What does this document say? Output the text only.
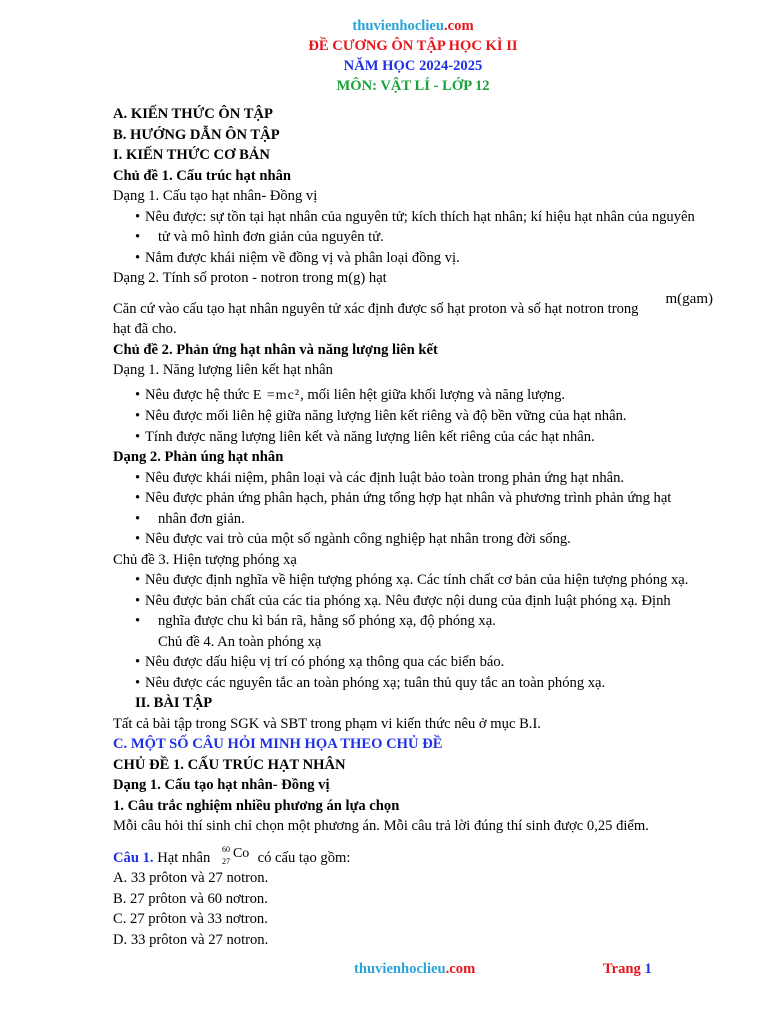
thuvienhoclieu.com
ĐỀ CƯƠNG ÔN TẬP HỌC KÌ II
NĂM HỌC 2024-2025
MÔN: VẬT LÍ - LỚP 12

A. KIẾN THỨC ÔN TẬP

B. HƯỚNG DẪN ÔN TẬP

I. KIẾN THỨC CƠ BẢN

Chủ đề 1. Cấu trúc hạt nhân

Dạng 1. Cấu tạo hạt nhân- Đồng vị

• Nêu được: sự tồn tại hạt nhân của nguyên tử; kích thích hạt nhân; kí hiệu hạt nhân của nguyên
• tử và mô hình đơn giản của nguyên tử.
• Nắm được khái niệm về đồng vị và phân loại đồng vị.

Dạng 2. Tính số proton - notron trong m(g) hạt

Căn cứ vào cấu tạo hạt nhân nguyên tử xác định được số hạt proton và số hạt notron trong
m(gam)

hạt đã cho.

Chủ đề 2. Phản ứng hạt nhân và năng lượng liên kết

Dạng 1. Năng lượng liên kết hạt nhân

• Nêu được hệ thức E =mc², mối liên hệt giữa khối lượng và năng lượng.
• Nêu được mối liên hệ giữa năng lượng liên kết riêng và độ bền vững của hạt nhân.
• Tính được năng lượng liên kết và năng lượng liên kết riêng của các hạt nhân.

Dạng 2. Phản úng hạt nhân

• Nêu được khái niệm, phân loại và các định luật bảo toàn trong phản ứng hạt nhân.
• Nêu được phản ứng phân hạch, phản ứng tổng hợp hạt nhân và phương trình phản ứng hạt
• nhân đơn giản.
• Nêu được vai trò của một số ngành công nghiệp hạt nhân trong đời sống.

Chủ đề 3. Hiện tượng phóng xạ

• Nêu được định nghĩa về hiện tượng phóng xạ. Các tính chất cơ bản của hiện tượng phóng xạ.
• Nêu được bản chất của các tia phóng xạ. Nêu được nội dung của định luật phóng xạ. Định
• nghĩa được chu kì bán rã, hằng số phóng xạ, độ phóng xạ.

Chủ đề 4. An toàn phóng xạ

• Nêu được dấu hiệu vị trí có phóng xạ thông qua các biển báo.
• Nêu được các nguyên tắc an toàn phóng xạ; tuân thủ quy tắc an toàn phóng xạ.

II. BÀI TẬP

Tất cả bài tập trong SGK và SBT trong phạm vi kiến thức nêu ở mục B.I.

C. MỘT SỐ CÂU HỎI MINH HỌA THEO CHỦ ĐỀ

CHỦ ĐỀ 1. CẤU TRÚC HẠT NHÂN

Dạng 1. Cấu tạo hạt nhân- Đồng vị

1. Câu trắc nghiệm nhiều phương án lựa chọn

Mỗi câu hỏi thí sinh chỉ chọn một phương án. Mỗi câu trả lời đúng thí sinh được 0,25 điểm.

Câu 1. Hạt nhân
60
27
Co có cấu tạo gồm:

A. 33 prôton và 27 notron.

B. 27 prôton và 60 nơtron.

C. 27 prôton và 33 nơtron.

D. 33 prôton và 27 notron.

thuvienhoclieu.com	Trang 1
--------------------
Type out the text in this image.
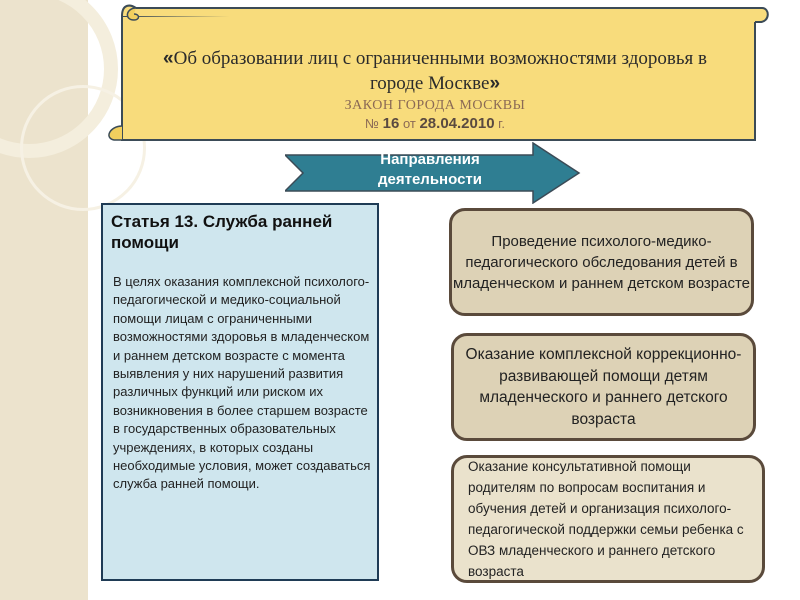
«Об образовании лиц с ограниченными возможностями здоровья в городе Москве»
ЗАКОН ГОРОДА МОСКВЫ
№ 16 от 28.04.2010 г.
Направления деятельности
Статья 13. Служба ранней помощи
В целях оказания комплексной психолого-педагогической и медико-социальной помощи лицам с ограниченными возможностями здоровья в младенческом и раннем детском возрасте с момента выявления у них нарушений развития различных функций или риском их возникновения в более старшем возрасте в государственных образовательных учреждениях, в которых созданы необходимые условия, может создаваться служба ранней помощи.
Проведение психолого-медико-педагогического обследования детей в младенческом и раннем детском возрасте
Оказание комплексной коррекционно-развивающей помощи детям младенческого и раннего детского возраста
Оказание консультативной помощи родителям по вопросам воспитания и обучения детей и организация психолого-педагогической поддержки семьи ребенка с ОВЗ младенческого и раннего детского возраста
--------------------
• _Your task_
Track down every line holding the string "здоровья" and copy it.

• _The output_
«Об образовании лиц с ограниченными возможностями здоровья в городе Москве»
В целях оказания комплексной психолого-педагогической и медико-социальной помощи лицам с ограниченными возможностями здоровья в младенческом и раннем детском возрасте с момента выявления у них нарушений развития различных функций или риском их возникновения в более старшем возрасте в государственных образовательных учреждениях, в которых созданы необходимые условия, может создаваться служба ранней помощи.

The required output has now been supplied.